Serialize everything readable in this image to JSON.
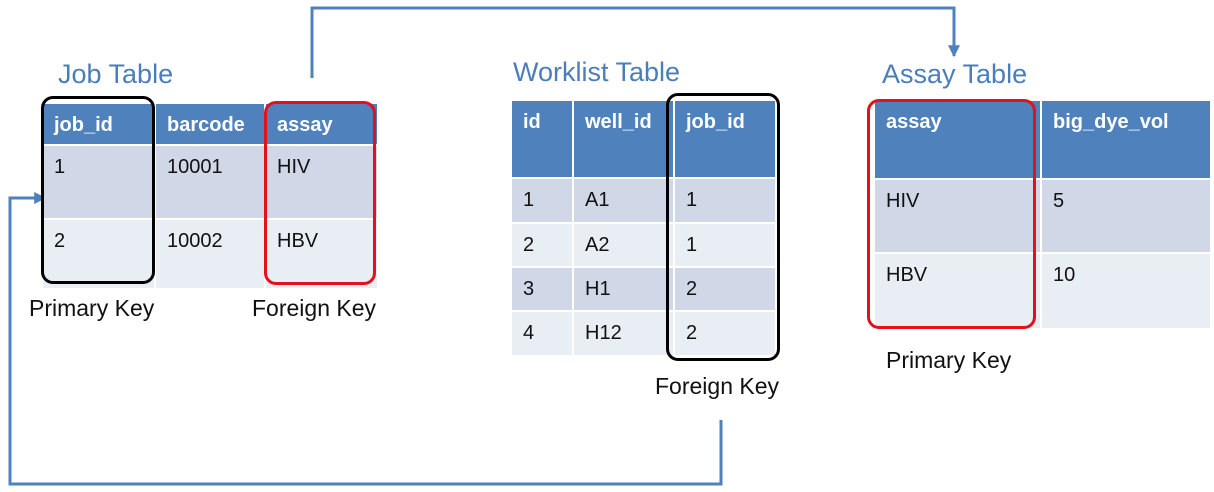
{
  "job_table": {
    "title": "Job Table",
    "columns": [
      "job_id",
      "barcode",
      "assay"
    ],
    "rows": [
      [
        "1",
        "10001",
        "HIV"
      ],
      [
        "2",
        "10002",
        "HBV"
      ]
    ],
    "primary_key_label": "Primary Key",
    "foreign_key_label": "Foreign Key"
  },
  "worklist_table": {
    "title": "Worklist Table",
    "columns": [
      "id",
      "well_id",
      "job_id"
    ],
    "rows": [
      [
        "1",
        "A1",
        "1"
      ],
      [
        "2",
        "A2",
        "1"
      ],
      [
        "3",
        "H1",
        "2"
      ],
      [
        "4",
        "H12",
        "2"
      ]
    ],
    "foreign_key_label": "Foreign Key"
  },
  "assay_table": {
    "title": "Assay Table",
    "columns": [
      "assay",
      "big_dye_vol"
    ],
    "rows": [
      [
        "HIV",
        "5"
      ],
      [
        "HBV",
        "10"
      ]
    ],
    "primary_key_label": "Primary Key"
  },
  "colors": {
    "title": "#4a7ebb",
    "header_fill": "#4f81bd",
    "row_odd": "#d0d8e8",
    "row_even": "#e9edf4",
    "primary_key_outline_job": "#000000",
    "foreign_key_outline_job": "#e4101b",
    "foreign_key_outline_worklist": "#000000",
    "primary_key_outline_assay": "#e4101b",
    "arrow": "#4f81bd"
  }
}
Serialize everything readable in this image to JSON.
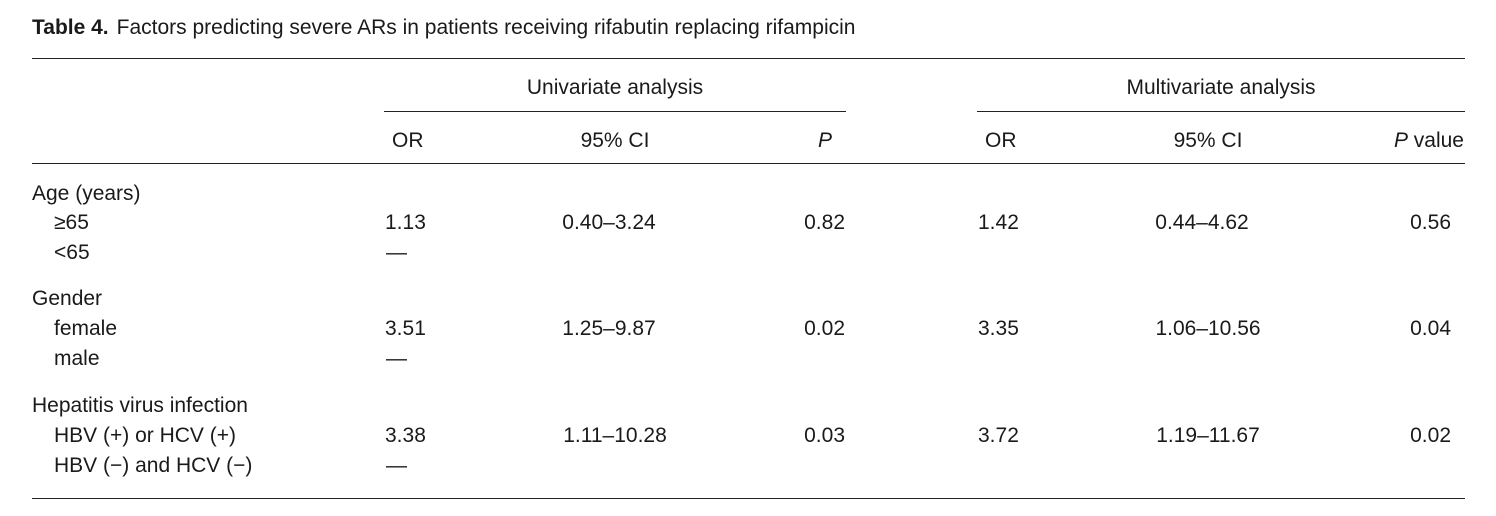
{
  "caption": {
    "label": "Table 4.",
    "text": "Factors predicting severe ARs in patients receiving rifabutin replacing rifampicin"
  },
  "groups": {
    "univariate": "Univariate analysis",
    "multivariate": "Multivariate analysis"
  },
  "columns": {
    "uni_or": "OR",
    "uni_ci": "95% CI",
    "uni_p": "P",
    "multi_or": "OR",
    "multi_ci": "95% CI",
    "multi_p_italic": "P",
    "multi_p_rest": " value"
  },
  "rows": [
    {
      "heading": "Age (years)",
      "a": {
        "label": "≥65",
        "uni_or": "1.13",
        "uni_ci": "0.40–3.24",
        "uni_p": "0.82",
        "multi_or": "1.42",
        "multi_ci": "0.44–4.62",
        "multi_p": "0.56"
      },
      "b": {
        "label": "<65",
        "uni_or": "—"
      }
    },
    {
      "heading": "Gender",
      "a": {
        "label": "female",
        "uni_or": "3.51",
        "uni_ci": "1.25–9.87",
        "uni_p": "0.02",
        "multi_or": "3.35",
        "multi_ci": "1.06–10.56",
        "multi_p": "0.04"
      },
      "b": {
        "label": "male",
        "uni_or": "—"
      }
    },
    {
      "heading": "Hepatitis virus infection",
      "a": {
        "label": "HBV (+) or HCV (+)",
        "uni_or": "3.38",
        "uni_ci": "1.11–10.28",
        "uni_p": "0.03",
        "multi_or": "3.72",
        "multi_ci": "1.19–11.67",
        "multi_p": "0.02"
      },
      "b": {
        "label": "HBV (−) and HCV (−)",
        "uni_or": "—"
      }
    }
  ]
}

□ □ □ □ □ □ □

What the task asks: Count up the lines of the listing where "analysis" occurs, and answer with that number only.

Expected answer: 2